• What is expected:
Reproduce the lines of the listing verbatim, starting with the first line and going on through the line with "y-tick-label: 200 [88,1025,140,1060]".

** start Working data **

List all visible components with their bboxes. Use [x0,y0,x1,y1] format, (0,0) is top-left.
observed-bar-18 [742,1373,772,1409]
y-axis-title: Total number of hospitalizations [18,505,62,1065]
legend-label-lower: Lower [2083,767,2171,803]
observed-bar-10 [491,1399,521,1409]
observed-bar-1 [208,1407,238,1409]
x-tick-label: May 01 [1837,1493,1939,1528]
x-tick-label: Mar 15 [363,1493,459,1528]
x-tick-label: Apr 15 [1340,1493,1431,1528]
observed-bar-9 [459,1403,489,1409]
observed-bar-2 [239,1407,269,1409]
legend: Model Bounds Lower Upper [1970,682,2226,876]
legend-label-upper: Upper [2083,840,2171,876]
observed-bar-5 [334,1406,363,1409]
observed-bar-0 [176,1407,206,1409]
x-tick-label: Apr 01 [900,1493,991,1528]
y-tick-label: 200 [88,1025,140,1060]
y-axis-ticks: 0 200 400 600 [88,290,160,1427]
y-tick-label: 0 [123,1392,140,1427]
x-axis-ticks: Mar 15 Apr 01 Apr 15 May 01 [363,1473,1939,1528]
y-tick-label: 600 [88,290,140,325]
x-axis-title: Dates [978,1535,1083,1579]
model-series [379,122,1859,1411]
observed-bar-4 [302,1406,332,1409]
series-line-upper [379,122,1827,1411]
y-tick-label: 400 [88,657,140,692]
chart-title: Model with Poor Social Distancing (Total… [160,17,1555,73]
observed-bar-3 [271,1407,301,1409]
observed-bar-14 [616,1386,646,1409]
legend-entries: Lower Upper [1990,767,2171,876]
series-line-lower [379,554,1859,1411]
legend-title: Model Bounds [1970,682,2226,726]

** end Working data **

• Full output:
List all visible components with their bboxes. Use [x0,y0,x1,y1] format, (0,0) is top-left.
observed-bar-18 [742,1373,772,1409]
y-axis-title: Total number of hospitalizations [18,505,62,1065]
legend-label-lower: Lower [2083,767,2171,803]
observed-bar-10 [491,1399,521,1409]
observed-bar-1 [208,1407,238,1409]
x-tick-label: May 01 [1837,1493,1939,1528]
x-tick-label: Mar 15 [363,1493,459,1528]
x-tick-label: Apr 15 [1340,1493,1431,1528]
observed-bar-9 [459,1403,489,1409]
observed-bar-2 [239,1407,269,1409]
legend: Model Bounds Lower Upper [1970,682,2226,876]
legend-label-upper: Upper [2083,840,2171,876]
observed-bar-5 [334,1406,363,1409]
observed-bar-0 [176,1407,206,1409]
x-tick-label: Apr 01 [900,1493,991,1528]
y-tick-label: 200 [88,1025,140,1060]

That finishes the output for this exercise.